*CHALLENGE:*
Copy the entries word for word, from the first line through the line that contains "- encryption-notice[interactable]: As".

*EXTRACTED MATERIAL:*
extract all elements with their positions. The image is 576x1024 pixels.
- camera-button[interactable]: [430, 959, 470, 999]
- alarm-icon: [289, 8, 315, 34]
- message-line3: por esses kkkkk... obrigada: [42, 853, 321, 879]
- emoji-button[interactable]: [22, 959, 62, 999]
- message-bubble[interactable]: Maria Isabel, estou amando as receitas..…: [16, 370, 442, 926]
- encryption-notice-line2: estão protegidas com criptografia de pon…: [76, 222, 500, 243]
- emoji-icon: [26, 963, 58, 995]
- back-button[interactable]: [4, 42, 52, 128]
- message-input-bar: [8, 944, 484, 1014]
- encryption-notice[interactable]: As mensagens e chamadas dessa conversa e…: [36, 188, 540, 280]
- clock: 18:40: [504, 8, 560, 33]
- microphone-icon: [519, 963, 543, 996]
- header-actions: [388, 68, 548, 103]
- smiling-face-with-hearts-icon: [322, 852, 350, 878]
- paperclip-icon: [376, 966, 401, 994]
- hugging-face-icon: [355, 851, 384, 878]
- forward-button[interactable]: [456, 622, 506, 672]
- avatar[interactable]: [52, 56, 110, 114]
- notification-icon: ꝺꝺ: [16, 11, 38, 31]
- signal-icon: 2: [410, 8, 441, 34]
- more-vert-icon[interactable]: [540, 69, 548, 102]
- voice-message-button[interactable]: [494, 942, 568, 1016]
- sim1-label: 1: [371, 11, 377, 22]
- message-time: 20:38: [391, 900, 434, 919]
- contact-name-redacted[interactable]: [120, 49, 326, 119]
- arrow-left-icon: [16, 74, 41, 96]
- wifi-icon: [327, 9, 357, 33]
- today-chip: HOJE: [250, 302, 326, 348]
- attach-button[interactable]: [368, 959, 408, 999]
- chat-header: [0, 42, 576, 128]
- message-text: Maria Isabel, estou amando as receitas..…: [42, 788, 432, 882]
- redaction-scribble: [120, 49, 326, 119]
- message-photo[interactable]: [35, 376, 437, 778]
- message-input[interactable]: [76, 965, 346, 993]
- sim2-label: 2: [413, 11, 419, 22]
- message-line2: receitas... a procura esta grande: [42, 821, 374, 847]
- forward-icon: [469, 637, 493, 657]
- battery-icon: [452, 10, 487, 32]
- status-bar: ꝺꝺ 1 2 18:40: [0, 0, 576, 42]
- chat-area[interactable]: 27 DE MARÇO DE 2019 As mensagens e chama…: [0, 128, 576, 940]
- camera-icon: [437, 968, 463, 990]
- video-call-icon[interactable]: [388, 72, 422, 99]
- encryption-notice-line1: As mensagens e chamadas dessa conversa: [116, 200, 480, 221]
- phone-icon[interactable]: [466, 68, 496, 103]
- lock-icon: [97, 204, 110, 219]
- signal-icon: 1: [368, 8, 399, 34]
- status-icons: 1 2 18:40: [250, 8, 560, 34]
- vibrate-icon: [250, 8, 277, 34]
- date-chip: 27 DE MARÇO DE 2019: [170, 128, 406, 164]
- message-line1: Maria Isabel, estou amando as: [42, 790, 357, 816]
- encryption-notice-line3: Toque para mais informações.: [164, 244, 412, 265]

*EXERCISE RESULT:*
extract all elements with their positions. The image is 576x1024 pixels.
- camera-button[interactable]: [430, 959, 470, 999]
- alarm-icon: [289, 8, 315, 34]
- message-line3: por esses kkkkk... obrigada: [42, 853, 321, 879]
- emoji-button[interactable]: [22, 959, 62, 999]
- message-bubble[interactable]: Maria Isabel, estou amando as receitas..…: [16, 370, 442, 926]
- encryption-notice-line2: estão protegidas com criptografia de pon…: [76, 222, 500, 243]
- emoji-icon: [26, 963, 58, 995]
- back-button[interactable]: [4, 42, 52, 128]
- message-input-bar: [8, 944, 484, 1014]
- encryption-notice[interactable]: As mensagens e chamadas dessa conversa e…: [36, 188, 540, 280]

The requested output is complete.